Continue the mailing-list message about the many-worlds interpretation and risk from the point at which it ends.

> [Excerpted passage]
● ● ●
On Tue, Apr 29, 2014 at 3:02 PM, John Mikes <jami...@gmail.com> wrote:

> *Brent(?) wrote*:
> No I never read that, but hell yeah, MWI worries me! Doesn't it worry you?
> I mean I know at one level that in a very real sense it doesn't matter
> whether it's true or not, since the other universes can never affect me,
> but at another the reality that everything happens to me that I can imagine
> is just plain terrifying. And the 'me' isn't just the versions of me that
> are still called by my name, I can't escape the conclusion that I am
> everyone and everyone is me and that *everyone's* experience is my
> experience at some level. If MWI ever does become the accepted conception
> of reality, we have a huge amount of philosophical reorientation ahead of
> us. For instance, if I take some risk (like drink-driving, a relevant topic
> on another thread), and 'get away with it', MWI suggests I am still
> responsible for other realities in which I crashed and injured or killed
> myself and/or others. My whole approach to risk management becomes quite
> different if all outcomes are realised.
>


In what ways would your approach to risk management need to change if there
was still some notion of different outcomes having different "measures"
● ● ●
> [Record list]

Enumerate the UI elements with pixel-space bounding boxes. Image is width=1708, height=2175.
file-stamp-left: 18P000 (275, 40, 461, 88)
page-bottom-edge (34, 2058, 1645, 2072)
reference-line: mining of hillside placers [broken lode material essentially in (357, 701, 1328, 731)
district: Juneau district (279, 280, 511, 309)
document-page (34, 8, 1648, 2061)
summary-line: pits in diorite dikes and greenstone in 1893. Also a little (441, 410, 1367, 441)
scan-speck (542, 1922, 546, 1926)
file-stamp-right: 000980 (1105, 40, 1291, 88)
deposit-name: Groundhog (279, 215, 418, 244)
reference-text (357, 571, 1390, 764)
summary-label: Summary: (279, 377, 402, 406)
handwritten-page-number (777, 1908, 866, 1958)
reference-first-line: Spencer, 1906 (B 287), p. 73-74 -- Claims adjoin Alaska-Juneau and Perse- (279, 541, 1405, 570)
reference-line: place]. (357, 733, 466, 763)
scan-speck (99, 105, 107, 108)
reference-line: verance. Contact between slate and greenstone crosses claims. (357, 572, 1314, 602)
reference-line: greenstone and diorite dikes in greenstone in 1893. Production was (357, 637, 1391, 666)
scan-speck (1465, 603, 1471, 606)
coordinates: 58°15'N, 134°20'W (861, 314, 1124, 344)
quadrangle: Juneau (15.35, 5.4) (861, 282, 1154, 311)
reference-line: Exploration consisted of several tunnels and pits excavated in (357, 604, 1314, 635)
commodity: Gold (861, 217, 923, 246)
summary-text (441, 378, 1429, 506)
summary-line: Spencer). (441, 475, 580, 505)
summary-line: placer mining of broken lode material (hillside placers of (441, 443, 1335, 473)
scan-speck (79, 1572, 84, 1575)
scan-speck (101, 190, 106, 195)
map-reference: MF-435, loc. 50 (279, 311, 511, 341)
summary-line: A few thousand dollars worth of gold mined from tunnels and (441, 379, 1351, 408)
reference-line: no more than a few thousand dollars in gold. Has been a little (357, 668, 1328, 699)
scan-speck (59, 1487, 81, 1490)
● ● ●
> [Exercise result]
that correspond to normal classical probabilities? In a MWI context you
might have a scenario where you can say "if I take action X, then I expect
in 95% of worlds outcome Y will occur, but in 5% of worlds outcome Z will
occur", but in what cases would your choice about whether to take outcome X
be any different than a one-world scenario where you can say "if I take
action X, then I expect there's a 95% probability outcome Y will occur, but
a 5% probability outcome Z will occur"? Can you think of any specific
examples where this would change your decision?

The MWI advocate David Deutsch had a quote about choices and morality in
the article at
http://www.newscientist.com/article/mg17122994.400-taming-the-multiverse.htmlwhich
made sense to me:

"By making good choices, doing the right thing, we thicken the stack of
universes in which versions of us live reasonable lives. When you succeed,
all the copies of you who made the same decision succeed too. What you do
for the better increases the portion of the multiverse where good things
happen."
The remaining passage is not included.